Text passage
Well, the answer to that might not be fully known yet but none of it is a bar to accepting that human society progressed from hunter-gathering, through agrarian to urban civilisation and that the discovery of agriculture played a major role in this process. It simply raises the possibility that, at least in that part of the world, building and urbanisation might have preceded agriculture because the local conditions allowed it to.

In fact, thinking about this, it makes sense that agriculture would begin in a settled community, especially if we accept that it came about almost accidentally as people discovered that seeds gathered locally, when accidentally dropped around the settlement could be harvested later with very little effort, and that some animals captured alive would breed and provide food which didn't need to be hunted. None of this could happen if the group wasn't settled in the first place. And none of it could happen if the group wasn't strong enough, and organised enough, to be able to defend its territory from other bands of hunter-gatherers and from animals.

So, although the precise details of this transition are thrown into question by this discovery, we can begin to formulate alternative hypotheses and develop new models for the growth and development of human civilisation and adjust the time-scale accordingly. New information might well cause us to rethink and reassess so we incorporate it, knowing that our new model is probably better than the old one which we can eventually discard as more knowledge is added to confirm or falsify our hypotheses.

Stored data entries
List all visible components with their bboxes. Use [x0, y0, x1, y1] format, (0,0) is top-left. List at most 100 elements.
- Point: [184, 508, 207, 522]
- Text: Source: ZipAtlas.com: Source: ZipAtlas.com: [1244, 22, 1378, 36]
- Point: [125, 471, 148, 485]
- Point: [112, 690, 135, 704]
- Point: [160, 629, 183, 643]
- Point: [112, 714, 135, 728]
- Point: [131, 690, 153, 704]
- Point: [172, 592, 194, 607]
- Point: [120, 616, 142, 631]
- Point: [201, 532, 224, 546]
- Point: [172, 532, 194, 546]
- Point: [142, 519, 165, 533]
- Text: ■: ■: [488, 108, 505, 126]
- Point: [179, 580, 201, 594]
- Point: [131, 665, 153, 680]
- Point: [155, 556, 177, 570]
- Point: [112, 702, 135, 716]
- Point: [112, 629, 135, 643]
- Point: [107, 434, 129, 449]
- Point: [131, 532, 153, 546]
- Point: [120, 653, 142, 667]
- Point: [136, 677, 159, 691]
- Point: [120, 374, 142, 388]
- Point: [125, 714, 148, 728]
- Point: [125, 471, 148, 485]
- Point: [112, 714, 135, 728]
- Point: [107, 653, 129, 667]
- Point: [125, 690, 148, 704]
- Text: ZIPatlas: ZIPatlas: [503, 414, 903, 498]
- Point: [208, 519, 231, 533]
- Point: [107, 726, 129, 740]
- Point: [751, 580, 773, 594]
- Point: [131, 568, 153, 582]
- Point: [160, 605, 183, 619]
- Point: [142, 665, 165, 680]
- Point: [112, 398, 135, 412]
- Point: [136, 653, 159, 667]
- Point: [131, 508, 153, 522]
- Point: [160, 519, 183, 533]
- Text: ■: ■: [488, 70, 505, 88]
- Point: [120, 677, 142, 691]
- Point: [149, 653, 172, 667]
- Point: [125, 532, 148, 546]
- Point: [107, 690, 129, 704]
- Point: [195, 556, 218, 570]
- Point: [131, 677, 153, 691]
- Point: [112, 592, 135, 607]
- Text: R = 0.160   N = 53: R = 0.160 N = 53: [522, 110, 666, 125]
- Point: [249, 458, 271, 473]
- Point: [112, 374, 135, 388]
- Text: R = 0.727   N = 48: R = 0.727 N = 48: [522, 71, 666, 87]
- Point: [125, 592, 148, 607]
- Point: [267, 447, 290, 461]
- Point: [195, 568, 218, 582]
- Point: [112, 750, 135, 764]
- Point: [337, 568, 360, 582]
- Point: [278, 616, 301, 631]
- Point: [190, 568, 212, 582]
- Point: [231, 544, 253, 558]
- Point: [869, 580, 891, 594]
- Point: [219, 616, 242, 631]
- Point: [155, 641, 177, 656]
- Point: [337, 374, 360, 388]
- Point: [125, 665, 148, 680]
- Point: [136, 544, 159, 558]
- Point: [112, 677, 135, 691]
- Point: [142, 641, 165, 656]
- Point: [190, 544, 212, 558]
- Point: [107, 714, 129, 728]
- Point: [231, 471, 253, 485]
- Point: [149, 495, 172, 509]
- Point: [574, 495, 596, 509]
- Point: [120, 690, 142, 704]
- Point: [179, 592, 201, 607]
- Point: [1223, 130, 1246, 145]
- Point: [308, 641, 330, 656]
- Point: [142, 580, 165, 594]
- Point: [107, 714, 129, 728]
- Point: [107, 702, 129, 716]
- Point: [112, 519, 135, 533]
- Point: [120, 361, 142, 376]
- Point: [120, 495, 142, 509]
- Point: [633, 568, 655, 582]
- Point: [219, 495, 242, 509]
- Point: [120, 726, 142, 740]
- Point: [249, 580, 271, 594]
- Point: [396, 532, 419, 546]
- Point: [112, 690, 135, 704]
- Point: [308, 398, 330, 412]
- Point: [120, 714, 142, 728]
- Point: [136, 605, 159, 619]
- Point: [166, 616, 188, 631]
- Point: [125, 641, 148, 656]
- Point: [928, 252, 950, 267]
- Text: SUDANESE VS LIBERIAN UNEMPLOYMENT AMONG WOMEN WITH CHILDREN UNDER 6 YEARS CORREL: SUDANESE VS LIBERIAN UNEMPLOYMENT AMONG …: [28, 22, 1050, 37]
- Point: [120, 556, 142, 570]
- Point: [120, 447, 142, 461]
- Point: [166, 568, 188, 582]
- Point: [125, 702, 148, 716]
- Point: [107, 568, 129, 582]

Work to complete
1) In the text about agriculture and early settlement, what might cause us to rethink and reassess?
2) Please quote the text about agriculture and early settlement, beginning at the words "Well, the answer" and stopping after "allowed it to.".
3) Continue the text about agriculture and early settlement from where it stops.

Outputs by task
1) New information.

2)
Well, the answer to that might not be fully known yet but none of it is a bar to accepting that human society progressed from hunter-gathering, through agrarian to urban civilisation and that the discovery of agriculture played a major role in this process. It simply raises the possibility that, at least in that part of the world, building and urbanisation might have preceded agriculture because the local conditions allowed it to.

3)
That's how science works, why new information is never a threat and why science always progresses towards a more complete understanding.

So what about religious apologists and especially Bible literalists? How do they cope with this sort of information?

Well, when the excitement of the discovery that early civilisation might have been facilitated by religion and that early humans might have believed in gods has died down and they try to fit the rest of it into their existing model - which has the sanctity of religious dogma so can't be changed - all sorts of conflicts begin to arise.

First there is the problem with the date. Bible literalist 'know' that Earth is only 6000 years old and that it was effectively re-set about 4000 years ago, so a date in 9,000 BCE is out of the question. This fact has to be dismissed tout suite one way or another.

There are a few standard approaches here:
  • Ignore it altogether. It can't be right because it doesn't fit the 'known' facts.
  • Rubbish the science. The dating method must be wrong and/or the scientists are lying or part of a massive conspiracy. Or Satan planted the evidence.
  • God made it look that way to test our faith. He's tricky that way.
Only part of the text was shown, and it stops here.